[DATA SHOWN]
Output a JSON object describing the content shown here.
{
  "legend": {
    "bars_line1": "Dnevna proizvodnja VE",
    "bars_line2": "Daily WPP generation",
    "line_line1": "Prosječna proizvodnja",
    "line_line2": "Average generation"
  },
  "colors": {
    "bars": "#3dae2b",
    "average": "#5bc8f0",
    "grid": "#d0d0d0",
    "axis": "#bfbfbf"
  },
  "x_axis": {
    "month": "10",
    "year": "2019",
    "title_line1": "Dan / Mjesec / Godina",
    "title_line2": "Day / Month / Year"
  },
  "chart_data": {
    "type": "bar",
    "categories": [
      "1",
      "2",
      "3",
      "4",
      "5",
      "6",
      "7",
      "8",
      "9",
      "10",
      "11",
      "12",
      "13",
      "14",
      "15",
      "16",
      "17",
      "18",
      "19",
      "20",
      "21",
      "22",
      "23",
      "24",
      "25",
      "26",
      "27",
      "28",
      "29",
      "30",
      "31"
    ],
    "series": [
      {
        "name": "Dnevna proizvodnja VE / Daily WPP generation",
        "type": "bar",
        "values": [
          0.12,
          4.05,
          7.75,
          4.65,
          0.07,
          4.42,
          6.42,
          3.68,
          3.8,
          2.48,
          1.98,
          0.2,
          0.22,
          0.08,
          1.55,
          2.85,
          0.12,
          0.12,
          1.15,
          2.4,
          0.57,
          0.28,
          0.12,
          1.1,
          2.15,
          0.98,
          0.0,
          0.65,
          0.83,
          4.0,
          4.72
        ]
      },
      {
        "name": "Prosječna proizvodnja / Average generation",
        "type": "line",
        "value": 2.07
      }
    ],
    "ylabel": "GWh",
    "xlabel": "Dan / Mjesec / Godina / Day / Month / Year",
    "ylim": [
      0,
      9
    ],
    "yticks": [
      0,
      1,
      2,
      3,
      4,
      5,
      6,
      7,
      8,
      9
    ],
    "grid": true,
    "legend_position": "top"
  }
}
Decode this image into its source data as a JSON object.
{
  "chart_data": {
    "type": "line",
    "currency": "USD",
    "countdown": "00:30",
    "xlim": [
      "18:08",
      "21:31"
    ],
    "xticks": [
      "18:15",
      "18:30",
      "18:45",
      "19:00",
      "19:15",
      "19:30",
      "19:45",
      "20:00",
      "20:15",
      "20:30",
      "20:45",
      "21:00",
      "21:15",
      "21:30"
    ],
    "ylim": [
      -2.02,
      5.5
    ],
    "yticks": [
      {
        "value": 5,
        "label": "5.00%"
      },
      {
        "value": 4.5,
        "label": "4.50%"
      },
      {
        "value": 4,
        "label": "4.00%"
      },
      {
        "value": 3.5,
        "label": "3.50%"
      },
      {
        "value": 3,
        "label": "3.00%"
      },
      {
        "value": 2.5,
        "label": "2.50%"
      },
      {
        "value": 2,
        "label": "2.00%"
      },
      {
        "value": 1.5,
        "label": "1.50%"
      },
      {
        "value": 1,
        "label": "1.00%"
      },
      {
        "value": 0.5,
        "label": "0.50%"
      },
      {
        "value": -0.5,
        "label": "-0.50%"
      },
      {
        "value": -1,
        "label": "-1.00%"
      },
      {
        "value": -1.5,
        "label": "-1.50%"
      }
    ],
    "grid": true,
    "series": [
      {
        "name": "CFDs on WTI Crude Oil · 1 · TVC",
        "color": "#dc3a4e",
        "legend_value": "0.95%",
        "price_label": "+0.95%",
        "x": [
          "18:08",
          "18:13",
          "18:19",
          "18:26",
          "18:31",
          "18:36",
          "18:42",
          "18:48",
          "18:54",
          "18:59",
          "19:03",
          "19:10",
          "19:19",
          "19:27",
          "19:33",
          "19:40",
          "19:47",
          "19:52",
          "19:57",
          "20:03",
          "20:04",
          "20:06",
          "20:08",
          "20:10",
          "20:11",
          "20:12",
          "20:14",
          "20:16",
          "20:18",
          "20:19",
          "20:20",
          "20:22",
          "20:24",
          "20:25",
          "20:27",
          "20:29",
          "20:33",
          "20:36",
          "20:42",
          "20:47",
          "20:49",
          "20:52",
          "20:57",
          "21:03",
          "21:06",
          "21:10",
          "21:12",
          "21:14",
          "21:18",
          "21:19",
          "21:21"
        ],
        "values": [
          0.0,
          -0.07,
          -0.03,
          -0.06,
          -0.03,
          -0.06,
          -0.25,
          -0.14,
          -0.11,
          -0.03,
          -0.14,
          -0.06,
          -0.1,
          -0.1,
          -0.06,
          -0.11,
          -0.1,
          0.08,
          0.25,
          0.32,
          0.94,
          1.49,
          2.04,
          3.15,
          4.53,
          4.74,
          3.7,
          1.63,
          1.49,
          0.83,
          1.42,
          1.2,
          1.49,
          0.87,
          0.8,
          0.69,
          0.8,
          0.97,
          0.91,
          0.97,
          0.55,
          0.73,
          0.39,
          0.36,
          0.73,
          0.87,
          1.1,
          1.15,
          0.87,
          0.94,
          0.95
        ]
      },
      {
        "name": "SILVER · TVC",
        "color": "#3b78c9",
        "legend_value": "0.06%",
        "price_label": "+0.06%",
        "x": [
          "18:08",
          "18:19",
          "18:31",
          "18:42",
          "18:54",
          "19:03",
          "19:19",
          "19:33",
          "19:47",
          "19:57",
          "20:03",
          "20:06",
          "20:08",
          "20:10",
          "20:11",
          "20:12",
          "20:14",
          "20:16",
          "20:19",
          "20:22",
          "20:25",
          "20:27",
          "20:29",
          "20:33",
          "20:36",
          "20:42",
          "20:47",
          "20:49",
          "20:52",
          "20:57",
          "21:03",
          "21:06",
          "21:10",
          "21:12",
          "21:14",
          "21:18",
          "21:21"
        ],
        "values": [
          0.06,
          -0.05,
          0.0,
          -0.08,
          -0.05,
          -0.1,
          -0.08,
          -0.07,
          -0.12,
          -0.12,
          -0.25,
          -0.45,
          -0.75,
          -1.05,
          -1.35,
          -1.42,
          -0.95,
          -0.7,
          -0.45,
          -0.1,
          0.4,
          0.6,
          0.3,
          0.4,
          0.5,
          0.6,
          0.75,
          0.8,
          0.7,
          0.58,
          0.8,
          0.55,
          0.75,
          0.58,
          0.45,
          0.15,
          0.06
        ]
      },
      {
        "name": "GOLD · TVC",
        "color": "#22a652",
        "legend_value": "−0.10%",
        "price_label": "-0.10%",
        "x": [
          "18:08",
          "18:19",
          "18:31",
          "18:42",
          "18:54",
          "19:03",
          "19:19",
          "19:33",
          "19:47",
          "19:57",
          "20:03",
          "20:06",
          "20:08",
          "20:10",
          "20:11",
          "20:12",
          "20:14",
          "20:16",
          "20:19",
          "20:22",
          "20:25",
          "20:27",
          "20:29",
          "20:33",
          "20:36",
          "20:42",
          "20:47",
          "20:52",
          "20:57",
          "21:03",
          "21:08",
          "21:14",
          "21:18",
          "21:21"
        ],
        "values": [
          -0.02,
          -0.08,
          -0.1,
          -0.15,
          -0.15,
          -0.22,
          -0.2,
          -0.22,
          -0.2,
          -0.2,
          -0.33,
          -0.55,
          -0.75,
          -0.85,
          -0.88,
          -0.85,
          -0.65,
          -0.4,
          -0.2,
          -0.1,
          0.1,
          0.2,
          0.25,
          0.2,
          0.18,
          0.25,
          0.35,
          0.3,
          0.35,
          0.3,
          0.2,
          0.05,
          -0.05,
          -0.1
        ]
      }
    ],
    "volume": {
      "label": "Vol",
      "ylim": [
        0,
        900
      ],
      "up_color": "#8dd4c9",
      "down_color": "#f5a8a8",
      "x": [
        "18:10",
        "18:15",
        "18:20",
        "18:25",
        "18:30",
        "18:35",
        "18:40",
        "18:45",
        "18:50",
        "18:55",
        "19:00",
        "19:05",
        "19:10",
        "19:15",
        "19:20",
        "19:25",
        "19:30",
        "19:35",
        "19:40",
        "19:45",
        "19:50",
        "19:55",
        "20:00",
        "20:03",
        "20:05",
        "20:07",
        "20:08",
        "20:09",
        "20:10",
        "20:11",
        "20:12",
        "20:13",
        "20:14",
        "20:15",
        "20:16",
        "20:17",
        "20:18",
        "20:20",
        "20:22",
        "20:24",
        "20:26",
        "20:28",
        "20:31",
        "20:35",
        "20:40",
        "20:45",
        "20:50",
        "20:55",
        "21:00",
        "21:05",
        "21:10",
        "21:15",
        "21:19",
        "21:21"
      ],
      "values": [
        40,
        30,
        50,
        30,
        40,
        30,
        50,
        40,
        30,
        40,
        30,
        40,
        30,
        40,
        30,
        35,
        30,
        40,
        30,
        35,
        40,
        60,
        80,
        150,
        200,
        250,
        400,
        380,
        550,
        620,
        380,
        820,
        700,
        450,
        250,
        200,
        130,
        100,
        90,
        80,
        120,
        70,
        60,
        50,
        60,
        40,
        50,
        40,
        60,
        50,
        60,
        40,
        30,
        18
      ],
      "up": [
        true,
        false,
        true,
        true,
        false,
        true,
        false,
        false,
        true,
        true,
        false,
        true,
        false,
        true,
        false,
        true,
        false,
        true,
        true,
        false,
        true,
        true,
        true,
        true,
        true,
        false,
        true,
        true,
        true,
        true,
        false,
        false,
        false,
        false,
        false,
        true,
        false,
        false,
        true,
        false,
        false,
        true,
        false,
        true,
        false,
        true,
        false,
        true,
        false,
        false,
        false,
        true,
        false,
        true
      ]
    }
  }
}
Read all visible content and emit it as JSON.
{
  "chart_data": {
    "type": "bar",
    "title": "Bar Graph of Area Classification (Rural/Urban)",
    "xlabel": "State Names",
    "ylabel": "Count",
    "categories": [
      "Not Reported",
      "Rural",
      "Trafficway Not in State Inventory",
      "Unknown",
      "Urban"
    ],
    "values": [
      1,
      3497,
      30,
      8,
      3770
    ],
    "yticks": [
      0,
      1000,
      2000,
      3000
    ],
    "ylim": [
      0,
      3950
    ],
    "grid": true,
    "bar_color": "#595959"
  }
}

[STATED EXERCISE] Repeat only the stretch of lines starting at the one containing "Read all visible content and emit it as JSON." and running to the final line of the entries above.

[TASK RESPONSE]
Read all visible content and emit it as JSON.
{
  "chart_data": {
    "type": "bar",
    "title": "Bar Graph of Area Classification (Rural/Urban)",
    "xlabel": "State Names",
    "ylabel": "Count",
    "categories": [
      "Not Reported",
      "Rural",
      "Trafficway Not in State Inventory",
      "Unknown",
      "Urban"
    ],
    "values": [
      1,
      3497,
      30,
      8,
      3770
    ],
    "yticks": [
      0,
      1000,
      2000,
      3000
    ],
    "ylim": [
      0,
      3950
    ],
    "grid": true,
    "bar_color": "#595959"
  }
}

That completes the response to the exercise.